= PROBLEM DESCRIPTION =
Restate the records in their entirety, word for word.

(Document layout detection data)

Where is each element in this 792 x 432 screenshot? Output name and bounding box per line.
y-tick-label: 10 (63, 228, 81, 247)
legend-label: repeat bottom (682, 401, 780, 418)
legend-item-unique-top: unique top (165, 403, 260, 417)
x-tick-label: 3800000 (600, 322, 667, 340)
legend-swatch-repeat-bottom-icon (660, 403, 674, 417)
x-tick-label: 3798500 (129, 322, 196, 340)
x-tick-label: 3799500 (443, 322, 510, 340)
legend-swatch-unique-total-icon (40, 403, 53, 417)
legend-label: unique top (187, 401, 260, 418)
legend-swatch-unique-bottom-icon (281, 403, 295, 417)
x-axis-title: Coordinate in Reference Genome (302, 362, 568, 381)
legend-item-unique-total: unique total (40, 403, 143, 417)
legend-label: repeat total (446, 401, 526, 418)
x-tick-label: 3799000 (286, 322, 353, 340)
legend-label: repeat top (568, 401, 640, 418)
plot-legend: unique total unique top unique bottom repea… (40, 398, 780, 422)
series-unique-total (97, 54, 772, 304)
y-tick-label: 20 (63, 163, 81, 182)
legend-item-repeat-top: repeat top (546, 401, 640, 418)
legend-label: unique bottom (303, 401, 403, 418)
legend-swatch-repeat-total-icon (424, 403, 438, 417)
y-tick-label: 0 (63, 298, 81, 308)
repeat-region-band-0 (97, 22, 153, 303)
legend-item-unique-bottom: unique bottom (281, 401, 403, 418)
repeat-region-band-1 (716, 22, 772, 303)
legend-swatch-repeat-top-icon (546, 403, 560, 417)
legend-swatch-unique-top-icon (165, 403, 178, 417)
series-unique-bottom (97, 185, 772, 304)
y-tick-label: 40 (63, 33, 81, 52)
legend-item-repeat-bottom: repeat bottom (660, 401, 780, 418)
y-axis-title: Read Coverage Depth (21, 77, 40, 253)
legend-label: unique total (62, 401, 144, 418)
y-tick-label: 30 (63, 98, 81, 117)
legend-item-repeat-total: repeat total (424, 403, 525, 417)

= FINAL ANSWER =
Where is each element in this 792 x 432 screenshot? Output name and bounding box per line.
y-tick-label: 10 (63, 228, 81, 247)
legend-label: repeat bottom (682, 401, 780, 418)
legend-item-unique-top: unique top (165, 403, 260, 417)
x-tick-label: 3800000 (600, 322, 667, 340)
legend-swatch-repeat-bottom-icon (660, 403, 674, 417)
x-tick-label: 3798500 (129, 322, 196, 340)
x-tick-label: 3799500 (443, 322, 510, 340)
legend-swatch-unique-total-icon (40, 403, 53, 417)
legend-label: unique top (187, 401, 260, 418)
legend-swatch-unique-bottom-icon (281, 403, 295, 417)
x-axis-title: Coordinate in Reference Genome (302, 362, 568, 381)
legend-item-unique-total: unique total (40, 403, 143, 417)
legend-label: repeat total (446, 401, 526, 418)
x-tick-label: 3799000 (286, 322, 353, 340)
legend-label: repeat top (568, 401, 640, 418)
plot-legend: unique total unique top unique bottom repea… (40, 398, 780, 422)
series-unique-total (97, 54, 772, 304)
y-tick-label: 20 (63, 163, 81, 182)
legend-item-repeat-top: repeat top (546, 401, 640, 418)
legend-label: unique bottom (303, 401, 403, 418)
legend-swatch-repeat-total-icon (424, 403, 438, 417)
y-tick-label: 0 (63, 298, 81, 308)
repeat-region-band-0 (97, 22, 153, 303)
legend-item-unique-bottom: unique bottom (281, 401, 403, 418)
repeat-region-band-1 (716, 22, 772, 303)
legend-swatch-repeat-top-icon (546, 403, 560, 417)
legend-swatch-unique-top-icon (165, 403, 178, 417)
series-unique-bottom (97, 185, 772, 304)
y-tick-label: 40 (63, 33, 81, 52)
legend-item-repeat-bottom: repeat bottom (660, 401, 780, 418)
y-axis-title: Read Coverage Depth (21, 77, 40, 253)
legend-label: unique total (62, 401, 144, 418)
y-tick-label: 30 (63, 98, 81, 117)
legend-item-repeat-total: repeat total (424, 403, 525, 417)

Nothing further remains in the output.